**Task to carry out**
Nothing but the lines holding the string "certaines" should appear in the answer. Copy them from the entries.

**Data for this exercise**

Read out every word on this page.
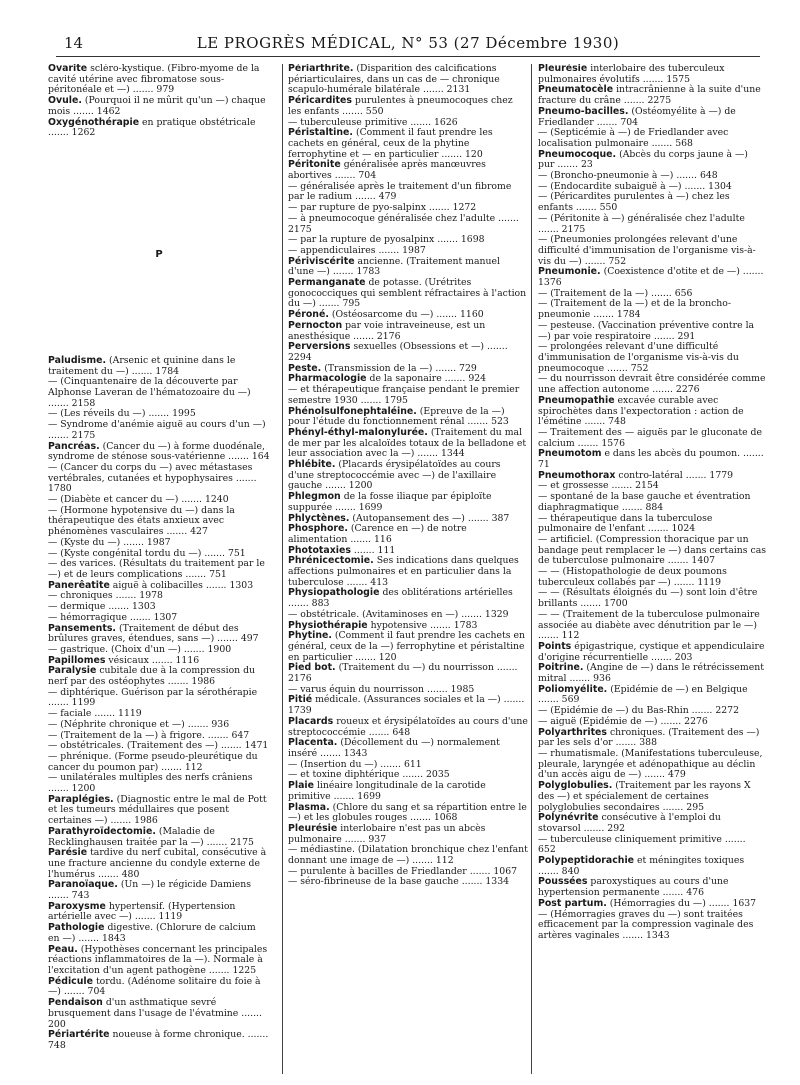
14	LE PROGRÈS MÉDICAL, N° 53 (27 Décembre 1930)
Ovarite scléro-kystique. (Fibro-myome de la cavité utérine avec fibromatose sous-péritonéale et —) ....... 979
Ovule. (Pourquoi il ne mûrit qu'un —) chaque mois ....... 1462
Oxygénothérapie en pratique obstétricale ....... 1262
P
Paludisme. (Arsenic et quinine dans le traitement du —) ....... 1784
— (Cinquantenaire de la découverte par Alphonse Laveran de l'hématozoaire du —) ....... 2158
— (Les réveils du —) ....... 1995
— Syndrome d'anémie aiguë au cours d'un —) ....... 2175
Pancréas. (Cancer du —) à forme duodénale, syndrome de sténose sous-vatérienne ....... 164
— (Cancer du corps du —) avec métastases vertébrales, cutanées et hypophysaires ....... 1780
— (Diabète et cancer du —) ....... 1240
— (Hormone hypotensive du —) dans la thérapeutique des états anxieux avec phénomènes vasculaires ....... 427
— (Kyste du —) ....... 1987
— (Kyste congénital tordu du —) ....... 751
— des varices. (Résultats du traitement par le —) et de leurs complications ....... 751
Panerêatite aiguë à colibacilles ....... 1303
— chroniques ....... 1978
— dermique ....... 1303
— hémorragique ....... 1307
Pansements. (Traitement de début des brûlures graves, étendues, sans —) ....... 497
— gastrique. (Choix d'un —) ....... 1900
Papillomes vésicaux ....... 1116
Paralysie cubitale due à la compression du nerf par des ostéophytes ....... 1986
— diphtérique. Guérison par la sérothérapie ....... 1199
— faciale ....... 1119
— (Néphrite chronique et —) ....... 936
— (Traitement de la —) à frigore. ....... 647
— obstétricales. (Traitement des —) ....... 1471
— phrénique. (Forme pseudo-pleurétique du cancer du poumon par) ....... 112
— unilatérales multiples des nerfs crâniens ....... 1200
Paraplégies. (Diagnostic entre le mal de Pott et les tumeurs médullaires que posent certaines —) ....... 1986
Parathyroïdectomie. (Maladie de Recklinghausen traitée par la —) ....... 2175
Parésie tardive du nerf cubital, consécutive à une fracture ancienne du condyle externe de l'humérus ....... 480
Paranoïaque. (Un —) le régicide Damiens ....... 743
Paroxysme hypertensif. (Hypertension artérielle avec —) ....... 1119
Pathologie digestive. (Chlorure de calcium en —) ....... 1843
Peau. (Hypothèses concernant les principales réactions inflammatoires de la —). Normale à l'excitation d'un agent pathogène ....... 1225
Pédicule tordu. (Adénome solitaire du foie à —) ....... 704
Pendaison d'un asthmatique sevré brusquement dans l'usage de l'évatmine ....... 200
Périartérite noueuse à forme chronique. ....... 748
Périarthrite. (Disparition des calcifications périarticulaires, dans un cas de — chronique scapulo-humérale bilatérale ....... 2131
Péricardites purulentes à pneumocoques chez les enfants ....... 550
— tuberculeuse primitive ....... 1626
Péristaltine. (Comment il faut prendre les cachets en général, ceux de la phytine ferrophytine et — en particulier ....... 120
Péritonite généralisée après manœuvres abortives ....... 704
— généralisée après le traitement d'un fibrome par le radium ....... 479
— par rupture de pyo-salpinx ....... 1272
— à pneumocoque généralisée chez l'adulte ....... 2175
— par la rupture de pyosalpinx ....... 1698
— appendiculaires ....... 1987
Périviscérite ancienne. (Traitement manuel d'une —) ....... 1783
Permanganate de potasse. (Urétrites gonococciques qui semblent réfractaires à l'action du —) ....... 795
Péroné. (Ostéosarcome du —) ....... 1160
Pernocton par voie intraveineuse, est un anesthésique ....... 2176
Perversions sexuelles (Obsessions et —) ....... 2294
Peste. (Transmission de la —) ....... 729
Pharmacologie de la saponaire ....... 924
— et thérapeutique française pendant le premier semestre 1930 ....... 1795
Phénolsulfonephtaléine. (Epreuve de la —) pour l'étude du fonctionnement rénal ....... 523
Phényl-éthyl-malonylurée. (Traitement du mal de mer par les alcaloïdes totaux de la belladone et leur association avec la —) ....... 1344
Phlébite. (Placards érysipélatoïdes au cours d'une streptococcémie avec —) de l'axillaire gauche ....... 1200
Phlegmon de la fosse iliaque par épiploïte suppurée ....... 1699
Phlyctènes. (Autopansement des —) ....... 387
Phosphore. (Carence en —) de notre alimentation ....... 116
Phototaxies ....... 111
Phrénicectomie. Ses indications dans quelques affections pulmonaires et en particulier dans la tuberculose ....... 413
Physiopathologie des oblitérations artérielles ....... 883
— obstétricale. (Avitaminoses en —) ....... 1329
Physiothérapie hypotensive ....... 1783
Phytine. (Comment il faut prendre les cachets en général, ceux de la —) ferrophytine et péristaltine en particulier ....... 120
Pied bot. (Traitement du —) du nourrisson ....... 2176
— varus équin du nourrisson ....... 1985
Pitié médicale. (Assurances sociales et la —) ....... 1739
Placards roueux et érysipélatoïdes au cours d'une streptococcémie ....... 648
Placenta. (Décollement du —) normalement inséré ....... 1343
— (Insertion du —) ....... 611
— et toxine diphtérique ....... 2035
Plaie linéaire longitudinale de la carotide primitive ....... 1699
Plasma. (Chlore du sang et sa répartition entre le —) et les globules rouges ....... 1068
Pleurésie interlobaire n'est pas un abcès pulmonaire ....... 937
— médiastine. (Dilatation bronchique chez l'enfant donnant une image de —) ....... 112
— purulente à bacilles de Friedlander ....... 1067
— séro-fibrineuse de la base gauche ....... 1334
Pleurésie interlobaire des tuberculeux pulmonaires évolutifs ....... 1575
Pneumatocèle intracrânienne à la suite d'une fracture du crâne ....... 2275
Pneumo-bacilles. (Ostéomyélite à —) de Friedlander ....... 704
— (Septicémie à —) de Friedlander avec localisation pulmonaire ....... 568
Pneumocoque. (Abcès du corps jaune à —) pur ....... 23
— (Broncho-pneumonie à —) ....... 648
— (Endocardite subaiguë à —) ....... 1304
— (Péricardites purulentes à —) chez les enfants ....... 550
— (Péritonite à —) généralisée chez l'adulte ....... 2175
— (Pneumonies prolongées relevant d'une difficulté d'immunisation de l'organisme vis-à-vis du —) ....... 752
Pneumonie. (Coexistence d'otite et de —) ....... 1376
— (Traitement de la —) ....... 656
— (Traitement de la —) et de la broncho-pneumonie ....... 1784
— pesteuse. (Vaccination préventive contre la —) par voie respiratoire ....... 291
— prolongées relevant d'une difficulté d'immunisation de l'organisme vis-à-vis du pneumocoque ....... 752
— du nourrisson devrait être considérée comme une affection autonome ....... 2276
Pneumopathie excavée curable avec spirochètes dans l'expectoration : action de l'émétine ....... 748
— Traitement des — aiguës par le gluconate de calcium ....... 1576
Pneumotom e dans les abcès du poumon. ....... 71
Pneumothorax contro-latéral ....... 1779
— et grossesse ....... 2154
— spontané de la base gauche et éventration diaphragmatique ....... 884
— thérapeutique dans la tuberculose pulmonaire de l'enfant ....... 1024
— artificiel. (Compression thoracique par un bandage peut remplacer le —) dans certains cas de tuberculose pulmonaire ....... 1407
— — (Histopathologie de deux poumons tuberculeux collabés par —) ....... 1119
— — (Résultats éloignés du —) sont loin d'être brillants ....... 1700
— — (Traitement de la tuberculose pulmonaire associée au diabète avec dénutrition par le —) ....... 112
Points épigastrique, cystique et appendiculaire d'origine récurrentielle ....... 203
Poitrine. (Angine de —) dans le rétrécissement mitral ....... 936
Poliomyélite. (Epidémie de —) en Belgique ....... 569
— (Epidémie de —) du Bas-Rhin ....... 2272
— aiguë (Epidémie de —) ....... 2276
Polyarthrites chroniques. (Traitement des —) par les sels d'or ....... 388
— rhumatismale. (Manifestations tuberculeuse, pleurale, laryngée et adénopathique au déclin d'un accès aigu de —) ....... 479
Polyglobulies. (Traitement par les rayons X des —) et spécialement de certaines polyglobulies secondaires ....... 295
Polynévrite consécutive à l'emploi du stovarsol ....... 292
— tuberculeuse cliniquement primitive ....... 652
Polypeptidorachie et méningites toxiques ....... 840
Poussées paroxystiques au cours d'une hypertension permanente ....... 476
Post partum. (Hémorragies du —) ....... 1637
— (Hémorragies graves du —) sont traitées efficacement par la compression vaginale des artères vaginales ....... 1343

**Solution to this exercise**
Paraplégies. (Diagnostic entre le mal de Pott et les tumeurs médullaires que posent certaines —) ....... 1986
Polyglobulies. (Traitement par les rayons X des —) et spécialement de certaines polyglobulies secondaires ....... 295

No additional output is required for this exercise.